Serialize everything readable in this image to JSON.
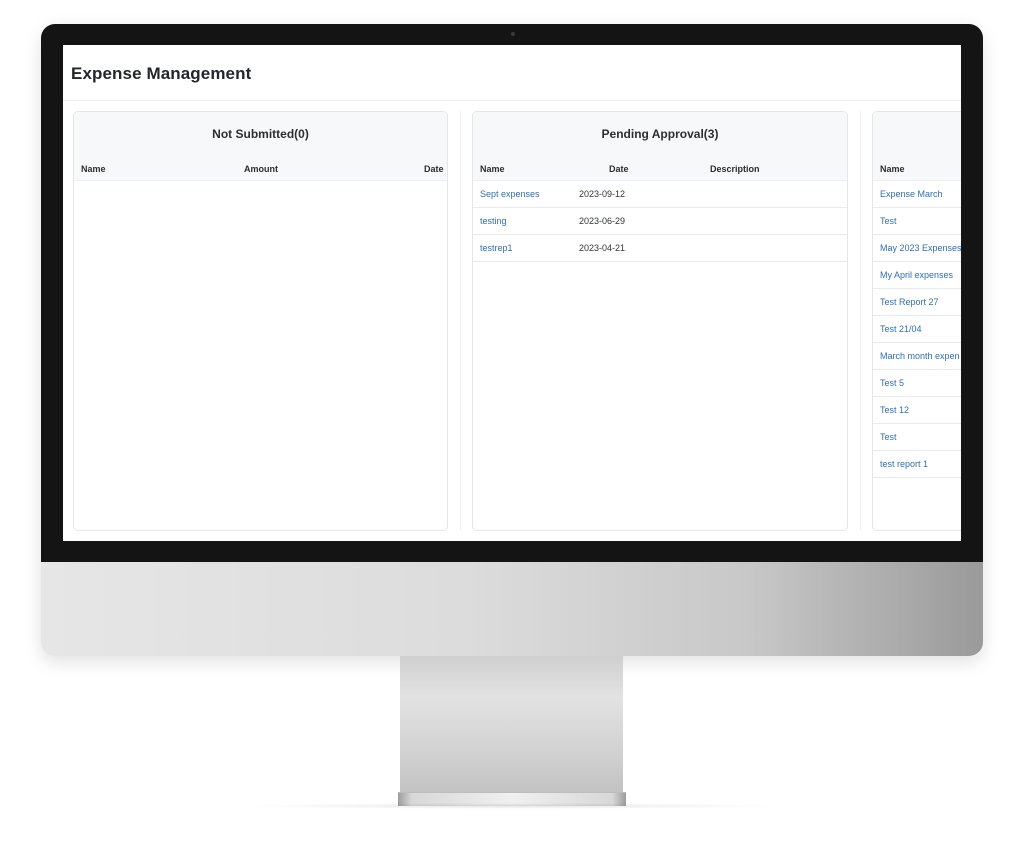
{
  "app": {
    "title": "Expense Management"
  },
  "panels": {
    "not_submitted": {
      "title": "Not Submitted(0)",
      "columns": [
        "Name",
        "Amount",
        "Date"
      ],
      "rows": []
    },
    "pending": {
      "title": "Pending Approval(3)",
      "columns": [
        "Name",
        "Date",
        "Description"
      ],
      "rows": [
        {
          "name": "Sept expenses",
          "date": "2023-09-12",
          "description": ""
        },
        {
          "name": "testing",
          "date": "2023-06-29",
          "description": ""
        },
        {
          "name": "testrep1",
          "date": "2023-04-21",
          "description": ""
        }
      ]
    },
    "third": {
      "title": "",
      "columns": [
        "Name"
      ],
      "rows": [
        {
          "name": "Expense March"
        },
        {
          "name": "Test"
        },
        {
          "name": "May 2023 Expenses"
        },
        {
          "name": "My April expenses"
        },
        {
          "name": "Test Report 27"
        },
        {
          "name": "Test 21/04"
        },
        {
          "name": "March month expen"
        },
        {
          "name": "Test 5"
        },
        {
          "name": "Test 12"
        },
        {
          "name": "Test"
        },
        {
          "name": "test report 1"
        }
      ]
    }
  },
  "colors": {
    "link": "#2f6fb3",
    "header_bg": "#f7f8fa",
    "bezel": "#141414"
  }
}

PROBLEM DETAILS: Report all lines of the data above that include the string "title".

RESULT:
    "title": "Expense Management"
      "title": "Not Submitted(0)",
      "title": "Pending Approval(3)",
      "title": "",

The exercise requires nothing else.